## Stated task
Find and copy lines holding "from".

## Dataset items
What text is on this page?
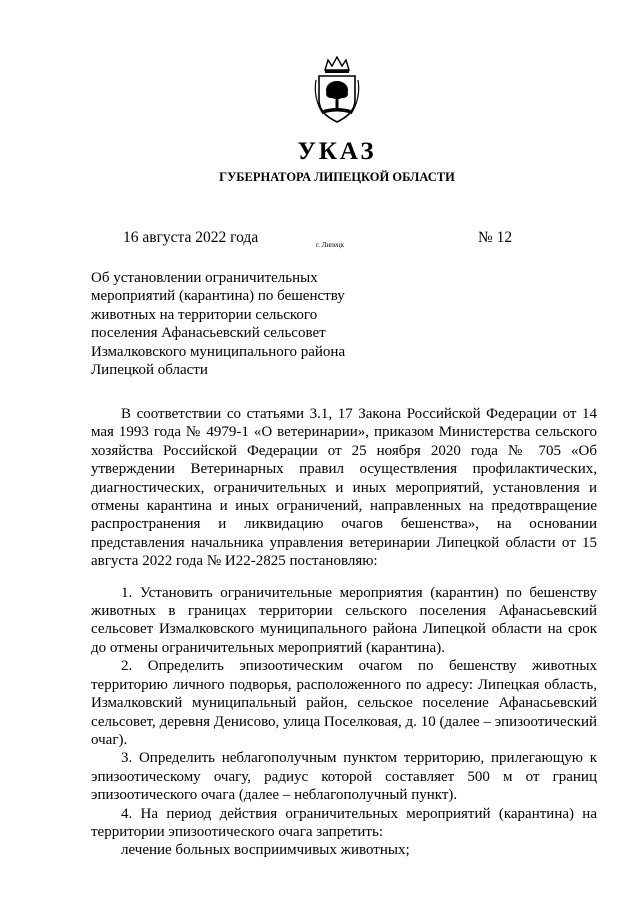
УКАЗ
ГУБЕРНАТОРА ЛИПЕЦКОЙ ОБЛАСТИ
16 августа 2022 года	г. Липецк	№ 12
Об установлении ограничительных
мероприятий (карантина) по бешенству
животных на территории сельского
поселения Афанасьевский сельсовет
Измалковского муниципального района
Липецкой области

В соответствии со статьями 3.1, 17 Закона Российской Федерации от 14 мая 1993 года № 4979-1 «О ветеринарии», приказом Министерства сельского хозяйства Российской Федерации от 25 ноября 2020 года № 705 «Об утверждении Ветеринарных правил осуществления профилактических, диагностических, ограничительных и иных мероприятий, установления и отмены карантина и иных ограничений, направленных на предотвращение распространения и ликвидацию очагов бешенства», на основании представления начальника управления ветеринарии Липецкой области от 15 августа 2022 года № И22-2825 постановляю:

1. Установить ограничительные мероприятия (карантин) по бешенству животных в границах территории сельского поселения Афанасьевский сельсовет Измалковского муниципального района Липецкой области на срок до отмены ограничительных мероприятий (карантина).

2. Определить эпизоотическим очагом по бешенству животных территорию личного подворья, расположенного по адресу: Липецкая область, Измалковский муниципальный район, сельское поселение Афанасьевский сельсовет, деревня Денисово, улица Поселковая, д. 10 (далее – эпизоотический очаг).

3. Определить неблагополучным пунктом территорию, прилегающую к эпизоотическому очагу, радиус которой составляет 500 м от границ эпизоотического очага (далее – неблагополучный пункт).

4. На период действия ограничительных мероприятий (карантина) на территории эпизоотического очага запретить:

лечение больных восприимчивых животных;
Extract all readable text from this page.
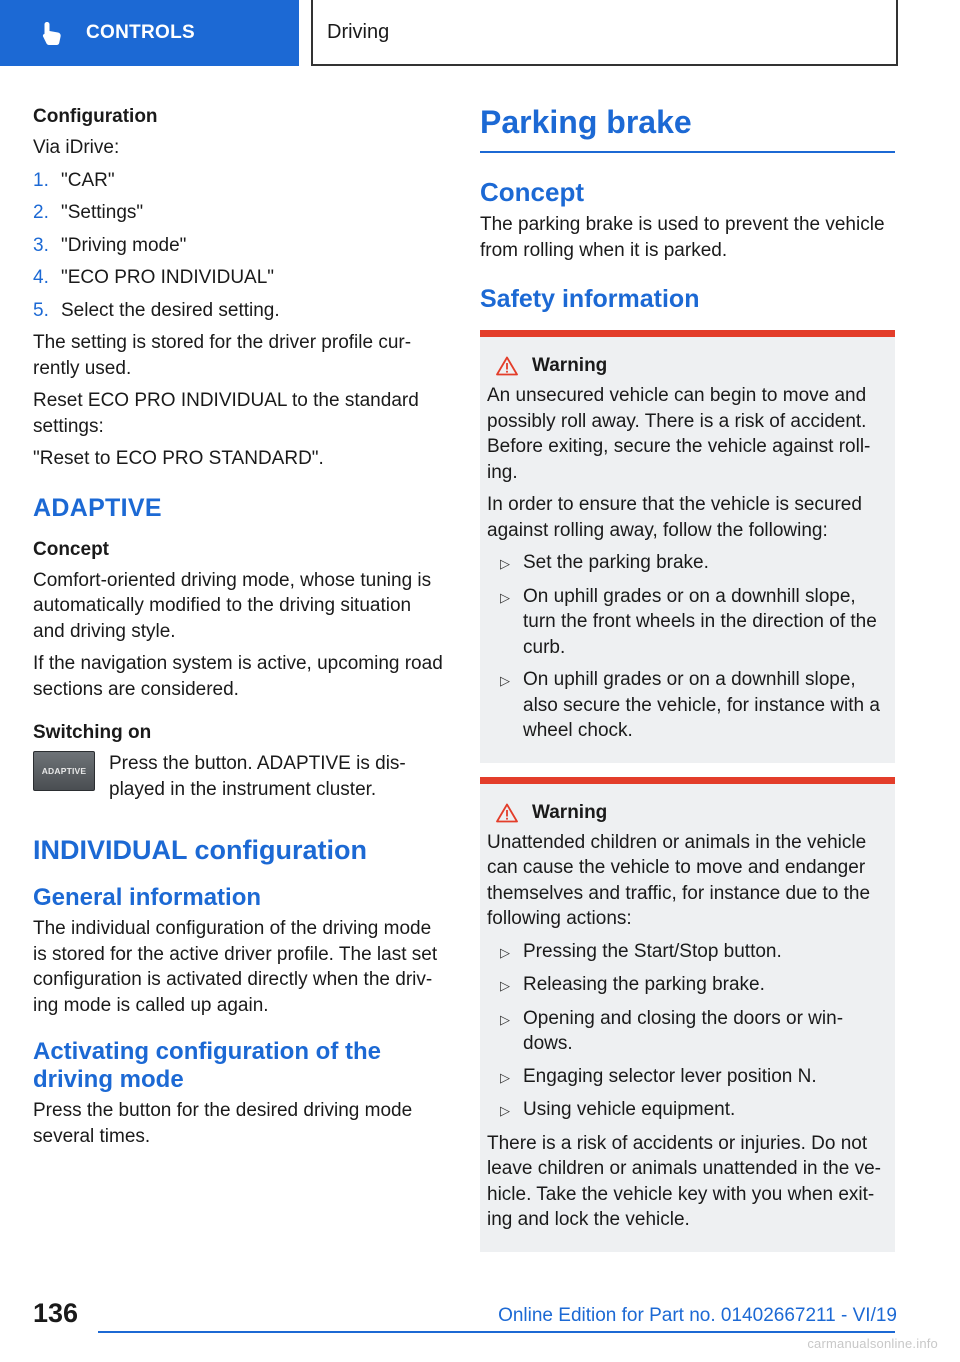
CONTROLS	Driving
Configuration

Via iDrive:

1. "CAR"
2. "Settings"
3. "Driving mode"
4. "ECO PRO INDIVIDUAL"
5. Select the desired setting.

The setting is stored for the driver profile cur-rently used.

Reset ECO PRO INDIVIDUAL to the standard settings:

"Reset to ECO PRO STANDARD".

ADAPTIVE
Concept

Comfort-oriented driving mode, whose tuning is automatically modified to the driving situation and driving style.

If the navigation system is active, upcoming road sections are considered.

Switching on
ADAPTIVE	Press the button. ADAPTIVE is dis-played in the instrument cluster.

INDIVIDUAL configuration
General information

The individual configuration of the driving mode is stored for the active driver profile. The last set configuration is activated directly when the driv-ing mode is called up again.

Activating configuration of the driving mode

Press the button for the desired driving mode several times.

Parking brake
Concept

The parking brake is used to prevent the vehicle from rolling when it is parked.

Safety information
Warning

An unsecured vehicle can begin to move and possibly roll away. There is a risk of accident. Before exiting, secure the vehicle against roll-ing.

In order to ensure that the vehicle is secured against rolling away, follow the following:

▷ Set the parking brake.
▷ On uphill grades or on a downhill slope, turn the front wheels in the direction of the curb.
▷ On uphill grades or on a downhill slope, also secure the vehicle, for instance with a wheel chock.
Warning

Unattended children or animals in the vehicle can cause the vehicle to move and endanger themselves and traffic, for instance due to the following actions:

▷ Pressing the Start/Stop button.
▷ Releasing the parking brake.
▷ Opening and closing the doors or win-dows.
▷ Engaging selector lever position N.
▷ Using vehicle equipment.

There is a risk of accidents or injuries. Do not leave children or animals unattended in the ve-hicle. Take the vehicle key with you when exit-ing and lock the vehicle.

136	Online Edition for Part no. 01402667211 - VI/19
carmanualsonline.info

## Task output
Extract all readable text from this page.
The parking brake is used to prevent the vehicle from rolling when it is parked.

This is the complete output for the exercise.